__WHAT TO WORK ON__:
Will you transcribe the entries that follow, exactly and in full?
···
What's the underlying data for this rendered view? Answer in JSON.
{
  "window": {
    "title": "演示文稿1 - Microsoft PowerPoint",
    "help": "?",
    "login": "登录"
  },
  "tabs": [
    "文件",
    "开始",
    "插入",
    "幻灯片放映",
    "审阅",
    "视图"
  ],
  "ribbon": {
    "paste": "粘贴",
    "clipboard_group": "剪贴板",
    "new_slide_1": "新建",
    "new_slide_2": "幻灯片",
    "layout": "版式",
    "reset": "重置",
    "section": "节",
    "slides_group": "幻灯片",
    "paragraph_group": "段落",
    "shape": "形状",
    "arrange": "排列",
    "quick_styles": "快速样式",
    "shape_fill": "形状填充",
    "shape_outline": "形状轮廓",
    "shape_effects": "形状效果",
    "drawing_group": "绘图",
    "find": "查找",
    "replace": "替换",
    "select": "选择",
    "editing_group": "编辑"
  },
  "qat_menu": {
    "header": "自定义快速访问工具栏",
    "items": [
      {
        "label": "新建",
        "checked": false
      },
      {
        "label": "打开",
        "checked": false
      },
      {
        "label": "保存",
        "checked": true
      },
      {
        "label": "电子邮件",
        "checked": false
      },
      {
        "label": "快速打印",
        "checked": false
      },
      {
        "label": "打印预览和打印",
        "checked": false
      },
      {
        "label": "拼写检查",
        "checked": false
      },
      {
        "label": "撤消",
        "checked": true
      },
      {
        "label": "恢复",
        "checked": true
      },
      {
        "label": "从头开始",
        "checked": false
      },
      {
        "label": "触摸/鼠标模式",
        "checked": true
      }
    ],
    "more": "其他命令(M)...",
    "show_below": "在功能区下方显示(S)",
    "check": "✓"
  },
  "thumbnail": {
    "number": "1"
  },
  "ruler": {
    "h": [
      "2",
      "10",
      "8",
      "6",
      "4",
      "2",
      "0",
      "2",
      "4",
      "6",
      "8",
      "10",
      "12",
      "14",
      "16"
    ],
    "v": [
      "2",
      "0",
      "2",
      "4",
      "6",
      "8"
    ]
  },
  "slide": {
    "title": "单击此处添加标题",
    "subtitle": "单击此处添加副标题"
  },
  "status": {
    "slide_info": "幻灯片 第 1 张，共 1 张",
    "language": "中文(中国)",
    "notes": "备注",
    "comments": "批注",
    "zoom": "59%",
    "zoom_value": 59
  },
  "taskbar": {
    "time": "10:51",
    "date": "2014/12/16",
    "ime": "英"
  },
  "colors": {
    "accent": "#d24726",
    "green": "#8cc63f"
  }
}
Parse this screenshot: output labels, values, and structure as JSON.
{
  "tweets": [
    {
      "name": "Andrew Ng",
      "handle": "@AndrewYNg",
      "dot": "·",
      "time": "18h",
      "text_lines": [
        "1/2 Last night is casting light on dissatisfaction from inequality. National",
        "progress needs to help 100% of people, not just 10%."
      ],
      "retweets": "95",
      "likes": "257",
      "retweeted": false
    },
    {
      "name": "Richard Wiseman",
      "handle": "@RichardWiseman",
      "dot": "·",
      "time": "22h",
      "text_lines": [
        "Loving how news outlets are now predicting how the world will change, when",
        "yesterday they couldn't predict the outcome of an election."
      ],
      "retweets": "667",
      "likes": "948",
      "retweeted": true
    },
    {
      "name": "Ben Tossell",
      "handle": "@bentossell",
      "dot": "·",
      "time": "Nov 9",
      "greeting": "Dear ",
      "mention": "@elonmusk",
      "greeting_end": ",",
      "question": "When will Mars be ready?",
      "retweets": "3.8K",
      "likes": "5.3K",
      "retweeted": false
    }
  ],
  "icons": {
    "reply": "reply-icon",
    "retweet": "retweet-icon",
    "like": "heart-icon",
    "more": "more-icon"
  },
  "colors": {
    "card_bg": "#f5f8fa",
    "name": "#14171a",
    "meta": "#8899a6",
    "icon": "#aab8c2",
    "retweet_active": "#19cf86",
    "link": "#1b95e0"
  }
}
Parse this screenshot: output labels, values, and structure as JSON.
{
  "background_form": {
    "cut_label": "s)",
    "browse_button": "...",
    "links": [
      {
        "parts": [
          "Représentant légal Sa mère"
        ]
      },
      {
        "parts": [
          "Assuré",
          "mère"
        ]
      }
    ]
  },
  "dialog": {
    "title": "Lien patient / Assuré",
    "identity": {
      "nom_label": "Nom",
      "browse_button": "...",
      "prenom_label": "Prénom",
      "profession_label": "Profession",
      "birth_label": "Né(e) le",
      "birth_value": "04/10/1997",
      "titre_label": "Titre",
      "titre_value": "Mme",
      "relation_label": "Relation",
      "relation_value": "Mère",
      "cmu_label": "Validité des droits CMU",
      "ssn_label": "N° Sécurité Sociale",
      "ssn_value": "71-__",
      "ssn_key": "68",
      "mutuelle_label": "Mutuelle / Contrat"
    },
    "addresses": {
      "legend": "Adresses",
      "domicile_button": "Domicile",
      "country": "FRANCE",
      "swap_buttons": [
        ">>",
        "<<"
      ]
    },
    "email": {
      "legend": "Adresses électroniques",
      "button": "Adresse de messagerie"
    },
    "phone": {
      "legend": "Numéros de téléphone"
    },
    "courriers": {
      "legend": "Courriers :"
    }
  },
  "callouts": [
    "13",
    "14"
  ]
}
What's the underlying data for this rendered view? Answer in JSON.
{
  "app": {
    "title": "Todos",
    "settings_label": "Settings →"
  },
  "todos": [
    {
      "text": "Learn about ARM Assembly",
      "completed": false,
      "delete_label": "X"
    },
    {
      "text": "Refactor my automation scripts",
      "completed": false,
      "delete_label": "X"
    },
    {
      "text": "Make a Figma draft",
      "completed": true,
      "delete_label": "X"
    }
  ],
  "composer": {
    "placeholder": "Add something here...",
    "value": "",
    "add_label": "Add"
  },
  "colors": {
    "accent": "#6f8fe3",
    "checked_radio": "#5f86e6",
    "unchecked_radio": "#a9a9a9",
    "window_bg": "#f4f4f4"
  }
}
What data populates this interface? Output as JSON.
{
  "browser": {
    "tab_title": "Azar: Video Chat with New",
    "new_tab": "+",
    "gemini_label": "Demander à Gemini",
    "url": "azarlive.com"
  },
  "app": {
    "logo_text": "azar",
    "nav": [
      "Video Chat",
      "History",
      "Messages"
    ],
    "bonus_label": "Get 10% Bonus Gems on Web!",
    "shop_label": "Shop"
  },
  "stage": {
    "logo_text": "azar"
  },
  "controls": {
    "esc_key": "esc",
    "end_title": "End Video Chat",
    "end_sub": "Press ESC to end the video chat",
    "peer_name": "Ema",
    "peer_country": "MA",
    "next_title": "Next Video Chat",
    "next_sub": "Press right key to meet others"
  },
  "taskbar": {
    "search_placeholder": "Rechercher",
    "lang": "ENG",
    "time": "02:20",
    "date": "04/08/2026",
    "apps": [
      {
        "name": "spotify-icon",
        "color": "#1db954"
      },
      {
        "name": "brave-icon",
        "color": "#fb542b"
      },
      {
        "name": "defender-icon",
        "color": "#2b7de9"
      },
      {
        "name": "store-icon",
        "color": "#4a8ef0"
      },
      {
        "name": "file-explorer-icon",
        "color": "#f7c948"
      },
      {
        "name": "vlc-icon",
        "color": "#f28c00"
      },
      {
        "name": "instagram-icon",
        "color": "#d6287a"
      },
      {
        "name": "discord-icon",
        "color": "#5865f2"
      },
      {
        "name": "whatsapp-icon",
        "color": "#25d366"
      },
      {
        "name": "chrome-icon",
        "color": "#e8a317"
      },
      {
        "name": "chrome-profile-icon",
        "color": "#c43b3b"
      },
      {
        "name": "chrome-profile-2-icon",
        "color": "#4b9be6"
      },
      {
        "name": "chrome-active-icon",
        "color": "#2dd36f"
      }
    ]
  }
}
···
__CORRECT RESPONSE__:
What's the underlying data for this rendered view? Answer in JSON.
{
  "window": {
    "title": "演示文稿1 - Microsoft PowerPoint",
    "help": "?",
    "login": "登录"
  },
  "tabs": [
    "文件",
    "开始",
    "插入",
    "幻灯片放映",
    "审阅",
    "视图"
  ],
  "ribbon": {
    "paste": "粘贴",
    "clipboard_group": "剪贴板",
    "new_slide_1": "新建",
    "new_slide_2": "幻灯片",
    "layout": "版式",
    "reset": "重置",
    "section": "节",
    "slides_group": "幻灯片",
    "paragraph_group": "段落",
    "shape": "形状",
    "arrange": "排列",
    "quick_styles": "快速样式",
    "shape_fill": "形状填充",
    "shape_outline": "形状轮廓",
    "shape_effects": "形状效果",
    "drawing_group": "绘图",
    "find": "查找",
    "replace": "替换",
    "select": "选择",
    "editing_group": "编辑"
  },
  "qat_menu": {
    "header": "自定义快速访问工具栏",
    "items": [
      {
        "label": "新建",
        "checked": false
      },
      {
        "label": "打开",
        "checked": false
      },
      {
        "label": "保存",
        "checked": true
      },
      {
        "label": "电子邮件",
        "checked": false
      },
      {
        "label": "快速打印",
        "checked": false
      },
      {
        "label": "打印预览和打印",
        "checked": false
      },
      {
        "label": "拼写检查",
        "checked": false
      },
      {
        "label": "撤消",
        "checked": true
      },
      {
        "label": "恢复",
        "checked": true
      },
      {
        "label": "从头开始",
        "checked": false
      },
      {
        "label": "触摸/鼠标模式",
        "checked": true
      }
    ],
    "more": "其他命令(M)...",
    "show_below": "在功能区下方显示(S)",
    "check": "✓"
  },
  "thumbnail": {
    "number": "1"
  },
  "ruler": {
    "h": [
      "2",
      "10",
      "8",
      "6",
      "4",
      "2",
      "0",
      "2",
      "4",
      "6",
      "8",
      "10",
      "12",
      "14",
      "16"
    ],
    "v": [
      "2",
      "0",
      "2",
      "4",
      "6",
      "8"
    ]
  },
  "slide": {
    "title": "单击此处添加标题",
    "subtitle": "单击此处添加副标题"
  },
  "status": {
    "slide_info": "幻灯片 第 1 张，共 1 张",
    "language": "中文(中国)",
    "notes": "备注",
    "comments": "批注",
    "zoom": "59%",
    "zoom_value": 59
  },
  "taskbar": {
    "time": "10:51",
    "date": "2014/12/16",
    "ime": "英"
  },
  "colors": {
    "accent": "#d24726",
    "green": "#8cc63f"
  }
}
Parse this screenshot: output labels, values, and structure as JSON.
{
  "tweets": [
    {
      "name": "Andrew Ng",
      "handle": "@AndrewYNg",
      "dot": "·",
      "time": "18h",
      "text_lines": [
        "1/2 Last night is casting light on dissatisfaction from inequality. National",
        "progress needs to help 100% of people, not just 10%."
      ],
      "retweets": "95",
      "likes": "257",
      "retweeted": false
    },
    {
      "name": "Richard Wiseman",
      "handle": "@RichardWiseman",
      "dot": "·",
      "time": "22h",
      "text_lines": [
        "Loving how news outlets are now predicting how the world will change, when",
        "yesterday they couldn't predict the outcome of an election."
      ],
      "retweets": "667",
      "likes": "948",
      "retweeted": true
    },
    {
      "name": "Ben Tossell",
      "handle": "@bentossell",
      "dot": "·",
      "time": "Nov 9",
      "greeting": "Dear ",
      "mention": "@elonmusk",
      "greeting_end": ",",
      "question": "When will Mars be ready?",
      "retweets": "3.8K",
      "likes": "5.3K",
      "retweeted": false
    }
  ],
  "icons": {
    "reply": "reply-icon",
    "retweet": "retweet-icon",
    "like": "heart-icon",
    "more": "more-icon"
  },
  "colors": {
    "card_bg": "#f5f8fa",
    "name": "#14171a",
    "meta": "#8899a6",
    "icon": "#aab8c2",
    "retweet_active": "#19cf86",
    "link": "#1b95e0"
  }
}
Parse this screenshot: output labels, values, and structure as JSON.
{
  "background_form": {
    "cut_label": "s)",
    "browse_button": "...",
    "links": [
      {
        "parts": [
          "Représentant légal Sa mère"
        ]
      },
      {
        "parts": [
          "Assuré",
          "mère"
        ]
      }
    ]
  },
  "dialog": {
    "title": "Lien patient / Assuré",
    "identity": {
      "nom_label": "Nom",
      "browse_button": "...",
      "prenom_label": "Prénom",
      "profession_label": "Profession",
      "birth_label": "Né(e) le",
      "birth_value": "04/10/1997",
      "titre_label": "Titre",
      "titre_value": "Mme",
      "relation_label": "Relation",
      "relation_value": "Mère",
      "cmu_label": "Validité des droits CMU",
      "ssn_label": "N° Sécurité Sociale",
      "ssn_value": "71-__",
      "ssn_key": "68",
      "mutuelle_label": "Mutuelle / Contrat"
    },
    "addresses": {
      "legend": "Adresses",
      "domicile_button": "Domicile",
      "country": "FRANCE",
      "swap_buttons": [
        ">>",
        "<<"
      ]
    },
    "email": {
      "legend": "Adresses électroniques",
      "button": "Adresse de messagerie"
    },
    "phone": {
      "legend": "Numéros de téléphone"
    },
    "courriers": {
      "legend": "Courriers :"
    }
  },
  "callouts": [
    "13",
    "14"
  ]
}
What's the underlying data for this rendered view? Answer in JSON.
{
  "app": {
    "title": "Todos",
    "settings_label": "Settings →"
  },
  "todos": [
    {
      "text": "Learn about ARM Assembly",
      "completed": false,
      "delete_label": "X"
    },
    {
      "text": "Refactor my automation scripts",
      "completed": false,
      "delete_label": "X"
    },
    {
      "text": "Make a Figma draft",
      "completed": true,
      "delete_label": "X"
    }
  ],
  "composer": {
    "placeholder": "Add something here...",
    "value": "",
    "add_label": "Add"
  },
  "colors": {
    "accent": "#6f8fe3",
    "checked_radio": "#5f86e6",
    "unchecked_radio": "#a9a9a9",
    "window_bg": "#f4f4f4"
  }
}
What data populates this interface? Output as JSON.
{
  "browser": {
    "tab_title": "Azar: Video Chat with New",
    "new_tab": "+",
    "gemini_label": "Demander à Gemini",
    "url": "azarlive.com"
  },
  "app": {
    "logo_text": "azar",
    "nav": [
      "Video Chat",
      "History",
      "Messages"
    ],
    "bonus_label": "Get 10% Bonus Gems on Web!",
    "shop_label": "Shop"
  },
  "stage": {
    "logo_text": "azar"
  },
  "controls": {
    "esc_key": "esc",
    "end_title": "End Video Chat",
    "end_sub": "Press ESC to end the video chat",
    "peer_name": "Ema",
    "peer_country": "MA",
    "next_title": "Next Video Chat",
    "next_sub": "Press right key to meet others"
  },
  "taskbar": {
    "search_placeholder": "Rechercher",
    "lang": "ENG",
    "time": "02:20",
    "date": "04/08/2026",
    "apps": [
      {
        "name": "spotify-icon",
        "color": "#1db954"
      },
      {
        "name": "brave-icon",
        "color": "#fb542b"
      },
      {
        "name": "defender-icon",
        "color": "#2b7de9"
      },
      {
        "name": "store-icon",
        "color": "#4a8ef0"
      },
      {
        "name": "file-explorer-icon",
        "color": "#f7c948"
      },
      {
        "name": "vlc-icon",
        "color": "#f28c00"
      },
      {
        "name": "instagram-icon",
        "color": "#d6287a"
      },
      {
        "name": "discord-icon",
        "color": "#5865f2"
      },
      {
        "name": "whatsapp-icon",
        "color": "#25d366"
      },
      {
        "name": "chrome-icon",
        "color": "#e8a317"
      },
      {
        "name": "chrome-profile-icon",
        "color": "#c43b3b"
      },
      {
        "name": "chrome-profile-2-icon",
        "color": "#4b9be6"
      },
      {
        "name": "chrome-active-icon",
        "color": "#2dd36f"
      }
    ]
  }
}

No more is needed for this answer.